_Directions for this task_. Each line of the material must be returned exactly.

_Provided records_.
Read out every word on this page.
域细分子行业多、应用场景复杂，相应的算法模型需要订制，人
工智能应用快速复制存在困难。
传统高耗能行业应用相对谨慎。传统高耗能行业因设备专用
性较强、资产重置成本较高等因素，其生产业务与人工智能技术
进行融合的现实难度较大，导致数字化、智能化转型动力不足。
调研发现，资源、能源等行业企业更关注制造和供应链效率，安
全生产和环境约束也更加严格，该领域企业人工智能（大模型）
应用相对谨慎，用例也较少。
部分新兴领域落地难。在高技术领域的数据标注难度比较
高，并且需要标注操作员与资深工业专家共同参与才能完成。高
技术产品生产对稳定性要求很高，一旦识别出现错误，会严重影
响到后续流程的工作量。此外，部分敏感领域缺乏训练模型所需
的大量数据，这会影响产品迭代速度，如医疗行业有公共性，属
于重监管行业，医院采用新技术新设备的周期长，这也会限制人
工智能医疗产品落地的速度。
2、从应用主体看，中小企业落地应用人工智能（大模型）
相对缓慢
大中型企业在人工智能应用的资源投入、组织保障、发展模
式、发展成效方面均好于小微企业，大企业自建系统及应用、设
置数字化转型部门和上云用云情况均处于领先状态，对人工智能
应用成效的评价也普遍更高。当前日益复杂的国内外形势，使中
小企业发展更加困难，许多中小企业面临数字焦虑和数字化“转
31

_Exercise output_.
Read out every word on this page.
域细分子行业多、应用场景复杂，相应的算法模型需要订制，人
工智能应用快速复制存在困难。
传统高耗能行业应用相对谨慎。传统高耗能行业因设备专用
性较强、资产重置成本较高等因素，其生产业务与人工智能技术
进行融合的现实难度较大，导致数字化、智能化转型动力不足。
调研发现，资源、能源等行业企业更关注制造和供应链效率，安
全生产和环境约束也更加严格，该领域企业人工智能（大模型）
应用相对谨慎，用例也较少。
部分新兴领域落地难。在高技术领域的数据标注难度比较
高，并且需要标注操作员与资深工业专家共同参与才能完成。高
技术产品生产对稳定性要求很高，一旦识别出现错误，会严重影
响到后续流程的工作量。此外，部分敏感领域缺乏训练模型所需
的大量数据，这会影响产品迭代速度，如医疗行业有公共性，属
于重监管行业，医院采用新技术新设备的周期长，这也会限制人
工智能医疗产品落地的速度。
2、从应用主体看，中小企业落地应用人工智能（大模型）
相对缓慢
大中型企业在人工智能应用的资源投入、组织保障、发展模
式、发展成效方面均好于小微企业，大企业自建系统及应用、设
置数字化转型部门和上云用云情况均处于领先状态，对人工智能
应用成效的评价也普遍更高。当前日益复杂的国内外形势，使中
小企业发展更加困难，许多中小企业面临数字焦虑和数字化“转
31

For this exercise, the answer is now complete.